Reproduce every entry below precisely; do not include the pictures.

::: Given information :::

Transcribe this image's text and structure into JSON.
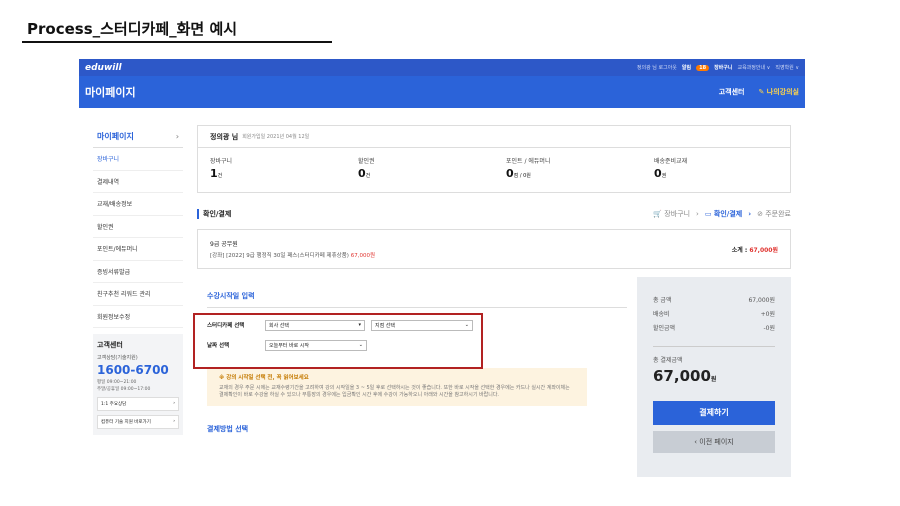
{
  "slide": {
    "title": "Process_스터디카페_화면 예시"
  },
  "topbar": {
    "logo": "eduwill",
    "logout": "정의광 님 로그아웃",
    "alarm_label": "알림",
    "alarm_count": "18",
    "cart": "장바구니",
    "course_info": "교육과정안내 ∨",
    "academy": "직영학원 ∨"
  },
  "navbar": {
    "title": "마이페이지",
    "support": "고객센터",
    "my_class": "나의강의실"
  },
  "sidebar": {
    "header": "마이페이지",
    "items": [
      {
        "label": "장바구니"
      },
      {
        "label": "결제내역"
      },
      {
        "label": "교재/배송정보"
      },
      {
        "label": "할인권"
      },
      {
        "label": "포인트/에듀머니"
      },
      {
        "label": "증빙서류발급"
      },
      {
        "label": "친구추천 리워드 관리"
      },
      {
        "label": "회원정보수정"
      }
    ],
    "cs": {
      "title": "고객센터",
      "sub": "고객상담(기술지원)",
      "phone": "1600-6700",
      "hours1": "평일 09:00~21:00",
      "hours2": "주말/공휴일 09:00~17:00",
      "btn1": "1:1 주요상담",
      "btn2": "컴퓨터 기술 지원 바로가기"
    }
  },
  "user": {
    "name": "정의광 님",
    "joined": "회원가입일 2021년 04월 12일",
    "stats": [
      {
        "label": "장바구니",
        "value": "1",
        "unit": "건"
      },
      {
        "label": "할인권",
        "value": "0",
        "unit": "건"
      },
      {
        "label": "포인트 / 에듀머니",
        "value": "0",
        "unit": "점 / 0원"
      },
      {
        "label": "배송준비교재",
        "value": "0",
        "unit": "권"
      }
    ]
  },
  "steps": {
    "section_label": "확인/결제",
    "step1": "장바구니",
    "step2": "확인/결제",
    "step3": "주문완료"
  },
  "order": {
    "category": "9급 공무원",
    "name": "[강좌] [2022] 9급 행정직 30일 패스(스터디카페 제휴상품)",
    "price": "67,000원",
    "subtotal_label": "소계 :",
    "subtotal": "67,000원"
  },
  "form": {
    "section_title": "수강시작일 입력",
    "cafe_label": "스터디카페 선택",
    "company_placeholder": "회사 선택",
    "branch_placeholder": "지점 선택",
    "date_label": "날짜 선택",
    "date_value": "오늘부터 바로 시작",
    "notice_title": "※ 강의 시작일 선택 전, 꼭 읽어보세요",
    "notice_body": "교재의 경우 주문 시에는 교재수령기간을 고려하여 강의 시작일을 3 ~ 5일 후로 선택하시는 것이 좋습니다. 또한 바로 시작을 선택한 경우에는 카드나 실시간 계좌이체는 결제확인이 바로 수강을 하실 수 있으나 무통장의 경우에는 입금확인 시간 후에 수강이 가능하오니 아래와 시간을 참고하시기 바랍니다.",
    "pay_method_title": "결제방법 선택"
  },
  "summary": {
    "rows": [
      {
        "label": "총 금액",
        "value": "67,000원"
      },
      {
        "label": "배송비",
        "value": "+0원"
      },
      {
        "label": "할인금액",
        "value": "-0원"
      }
    ],
    "total_label": "총 결제금액",
    "total_value": "67,000",
    "total_unit": "원",
    "pay_button": "결제하기",
    "prev_button": "‹ 이전 페이지"
  }
}
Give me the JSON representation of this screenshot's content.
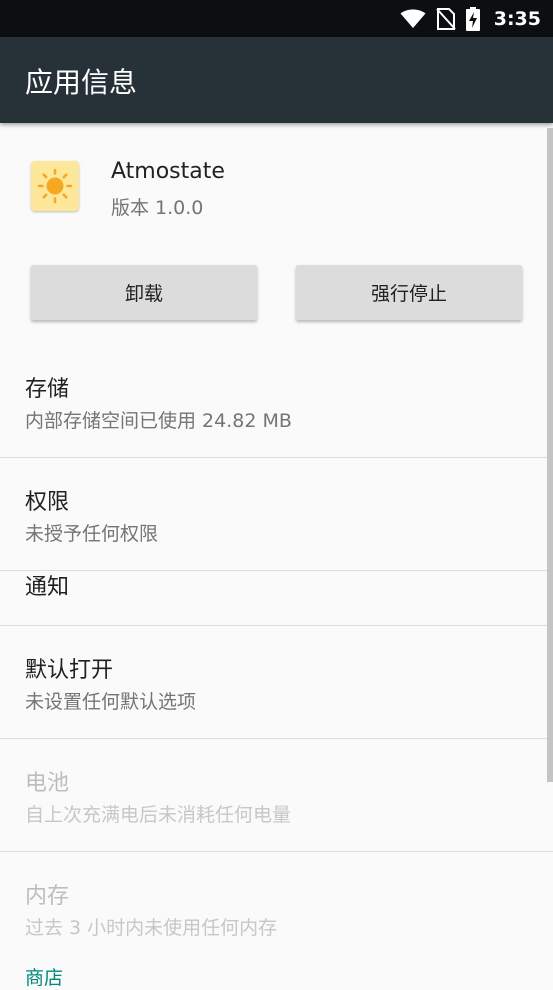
{
  "status_bar": {
    "time": "3:35",
    "icons": [
      "wifi-icon",
      "no-sim-icon",
      "battery-charging-icon"
    ]
  },
  "app_bar": {
    "title": "应用信息"
  },
  "app": {
    "name": "Atmostate",
    "version": "版本 1.0.0",
    "icon": "sun-icon"
  },
  "buttons": {
    "uninstall": "卸载",
    "force_stop": "强行停止"
  },
  "sections": {
    "storage": {
      "title": "存储",
      "subtitle": "内部存储空间已使用 24.82 MB"
    },
    "permissions": {
      "title": "权限",
      "subtitle": "未授予任何权限"
    },
    "notifications": {
      "title": "通知"
    },
    "open_by_default": {
      "title": "默认打开",
      "subtitle": "未设置任何默认选项"
    },
    "battery": {
      "title": "电池",
      "subtitle": "自上次充满电后未消耗任何电量"
    },
    "memory": {
      "title": "内存",
      "subtitle": "过去 3 小时内未使用任何内存"
    },
    "store": {
      "title": "商店"
    }
  },
  "colors": {
    "app_bar": "#263238",
    "status_bar": "#0b0f12",
    "background": "#fafafa",
    "accent": "#00897b",
    "button": "#dcdcdc"
  }
}
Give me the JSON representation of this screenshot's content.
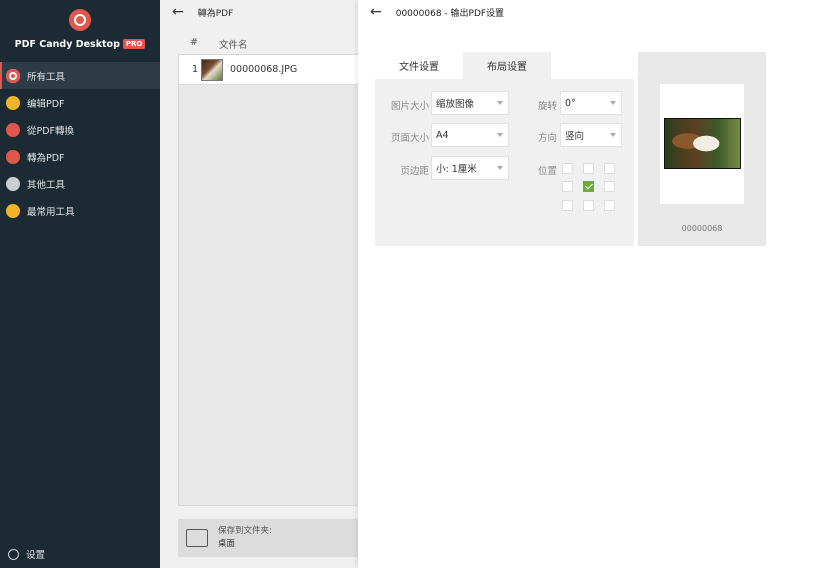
{
  "sidebar": {
    "brand": "PDF Candy Desktop",
    "pro_badge": "PRO",
    "items": [
      {
        "label": "所有工具",
        "icon": "target-icon",
        "color": "#e0574c"
      },
      {
        "label": "编辑PDF",
        "icon": "pencil-icon",
        "color": "#f0b429"
      },
      {
        "label": "從PDF轉換",
        "icon": "arrow-down-icon",
        "color": "#e0574c"
      },
      {
        "label": "轉為PDF",
        "icon": "arrow-up-icon",
        "color": "#e0574c"
      },
      {
        "label": "其他工具",
        "icon": "more-icon",
        "color": "#c9d0d4"
      },
      {
        "label": "最常用工具",
        "icon": "star-icon",
        "color": "#f0b429"
      }
    ],
    "settings_label": "设置"
  },
  "middle": {
    "title": "轉為PDF",
    "col_index": "#",
    "col_name": "文件名",
    "files": [
      {
        "index": "1",
        "name": "00000068.JPG"
      }
    ],
    "save_label": "保存到文件夹:",
    "save_path": "桌面"
  },
  "overlay": {
    "title": "00000068 - 输出PDF设置",
    "tabs": [
      "文件设置",
      "布局设置"
    ],
    "active_tab": 1,
    "fields": {
      "image_size_label": "图片大小",
      "image_size_value": "缩放图像",
      "page_size_label": "页面大小",
      "page_size_value": "A4",
      "margin_label": "页边距",
      "margin_value": "小: 1厘米",
      "rotate_label": "旋转",
      "rotate_value": "0°",
      "orientation_label": "方向",
      "orientation_value": "竖向",
      "position_label": "位置"
    },
    "position_selected": 4,
    "preview_name": "00000068"
  },
  "colors": {
    "accent": "#e0574c",
    "check": "#6aad3a",
    "sidebar_bg": "#1c2a33"
  }
}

:::

Problem solution
Transcribe this image's text and structure into JSON.
{
  "slide": {
    "title": "Process_스터디카페_화면 예시"
  },
  "topbar": {
    "logo": "eduwill",
    "logout": "정의광 님 로그아웃",
    "alarm_label": "알림",
    "alarm_count": "18",
    "cart": "장바구니",
    "course_info": "교육과정안내 ∨",
    "academy": "직영학원 ∨"
  },
  "navbar": {
    "title": "마이페이지",
    "support": "고객센터",
    "my_class": "나의강의실"
  },
  "sidebar": {
    "header": "마이페이지",
    "items": [
      {
        "label": "장바구니"
      },
      {
        "label": "결제내역"
      },
      {
        "label": "교재/배송정보"
      },
      {
        "label": "할인권"
      },
      {
        "label": "포인트/에듀머니"
      },
      {
        "label": "증빙서류발급"
      },
      {
        "label": "친구추천 리워드 관리"
      },
      {
        "label": "회원정보수정"
      }
    ],
    "cs": {
      "title": "고객센터",
      "sub": "고객상담(기술지원)",
      "phone": "1600-6700",
      "hours1": "평일 09:00~21:00",
      "hours2": "주말/공휴일 09:00~17:00",
      "btn1": "1:1 주요상담",
      "btn2": "컴퓨터 기술 지원 바로가기"
    }
  },
  "user": {
    "name": "정의광 님",
    "joined": "회원가입일 2021년 04월 12일",
    "stats": [
      {
        "label": "장바구니",
        "value": "1",
        "unit": "건"
      },
      {
        "label": "할인권",
        "value": "0",
        "unit": "건"
      },
      {
        "label": "포인트 / 에듀머니",
        "value": "0",
        "unit": "점 / 0원"
      },
      {
        "label": "배송준비교재",
        "value": "0",
        "unit": "권"
      }
    ]
  },
  "steps": {
    "section_label": "확인/결제",
    "step1": "장바구니",
    "step2": "확인/결제",
    "step3": "주문완료"
  },
  "order": {
    "category": "9급 공무원",
    "name": "[강좌] [2022] 9급 행정직 30일 패스(스터디카페 제휴상품)",
    "price": "67,000원",
    "subtotal_label": "소계 :",
    "subtotal": "67,000원"
  },
  "form": {
    "section_title": "수강시작일 입력",
    "cafe_label": "스터디카페 선택",
    "company_placeholder": "회사 선택",
    "branch_placeholder": "지점 선택",
    "date_label": "날짜 선택",
    "date_value": "오늘부터 바로 시작",
    "notice_title": "※ 강의 시작일 선택 전, 꼭 읽어보세요",
    "notice_body": "교재의 경우 주문 시에는 교재수령기간을 고려하여 강의 시작일을 3 ~ 5일 후로 선택하시는 것이 좋습니다. 또한 바로 시작을 선택한 경우에는 카드나 실시간 계좌이체는 결제확인이 바로 수강을 하실 수 있으나 무통장의 경우에는 입금확인 시간 후에 수강이 가능하오니 아래와 시간을 참고하시기 바랍니다.",
    "pay_method_title": "결제방법 선택"
  },
  "summary": {
    "rows": [
      {
        "label": "총 금액",
        "value": "67,000원"
      },
      {
        "label": "배송비",
        "value": "+0원"
      },
      {
        "label": "할인금액",
        "value": "-0원"
      }
    ],
    "total_label": "총 결제금액",
    "total_value": "67,000",
    "total_unit": "원",
    "pay_button": "결제하기",
    "prev_button": "‹ 이전 페이지"
  }
}
Give me the JSON representation of this screenshot's content.
{
  "status_bar": {
    "time": "3:35",
    "icons": [
      "wifi-icon",
      "no-sim-icon",
      "battery-charging-icon"
    ]
  },
  "app_bar": {
    "title": "应用信息"
  },
  "app": {
    "name": "Atmostate",
    "version": "版本 1.0.0",
    "icon": "sun-icon"
  },
  "buttons": {
    "uninstall": "卸载",
    "force_stop": "强行停止"
  },
  "sections": {
    "storage": {
      "title": "存储",
      "subtitle": "内部存储空间已使用 24.82 MB"
    },
    "permissions": {
      "title": "权限",
      "subtitle": "未授予任何权限"
    },
    "notifications": {
      "title": "通知"
    },
    "open_by_default": {
      "title": "默认打开",
      "subtitle": "未设置任何默认选项"
    },
    "battery": {
      "title": "电池",
      "subtitle": "自上次充满电后未消耗任何电量"
    },
    "memory": {
      "title": "内存",
      "subtitle": "过去 3 小时内未使用任何内存"
    },
    "store": {
      "title": "商店"
    }
  },
  "colors": {
    "app_bar": "#263238",
    "status_bar": "#0b0f12",
    "background": "#fafafa",
    "accent": "#00897b",
    "button": "#dcdcdc"
  }
}
Give me the JSON representation of this screenshot's content.
{
  "sidebar": {
    "brand": "PDF Candy Desktop",
    "pro_badge": "PRO",
    "items": [
      {
        "label": "所有工具",
        "icon": "target-icon",
        "color": "#e0574c"
      },
      {
        "label": "编辑PDF",
        "icon": "pencil-icon",
        "color": "#f0b429"
      },
      {
        "label": "從PDF轉換",
        "icon": "arrow-down-icon",
        "color": "#e0574c"
      },
      {
        "label": "轉為PDF",
        "icon": "arrow-up-icon",
        "color": "#e0574c"
      },
      {
        "label": "其他工具",
        "icon": "more-icon",
        "color": "#c9d0d4"
      },
      {
        "label": "最常用工具",
        "icon": "star-icon",
        "color": "#f0b429"
      }
    ],
    "settings_label": "设置"
  },
  "middle": {
    "title": "轉為PDF",
    "col_index": "#",
    "col_name": "文件名",
    "files": [
      {
        "index": "1",
        "name": "00000068.JPG"
      }
    ],
    "save_label": "保存到文件夹:",
    "save_path": "桌面"
  },
  "overlay": {
    "title": "00000068 - 输出PDF设置",
    "tabs": [
      "文件设置",
      "布局设置"
    ],
    "active_tab": 1,
    "fields": {
      "image_size_label": "图片大小",
      "image_size_value": "缩放图像",
      "page_size_label": "页面大小",
      "page_size_value": "A4",
      "margin_label": "页边距",
      "margin_value": "小: 1厘米",
      "rotate_label": "旋转",
      "rotate_value": "0°",
      "orientation_label": "方向",
      "orientation_value": "竖向",
      "position_label": "位置"
    },
    "position_selected": 4,
    "preview_name": "00000068"
  },
  "colors": {
    "accent": "#e0574c",
    "check": "#6aad3a",
    "sidebar_bg": "#1c2a33"
  }
}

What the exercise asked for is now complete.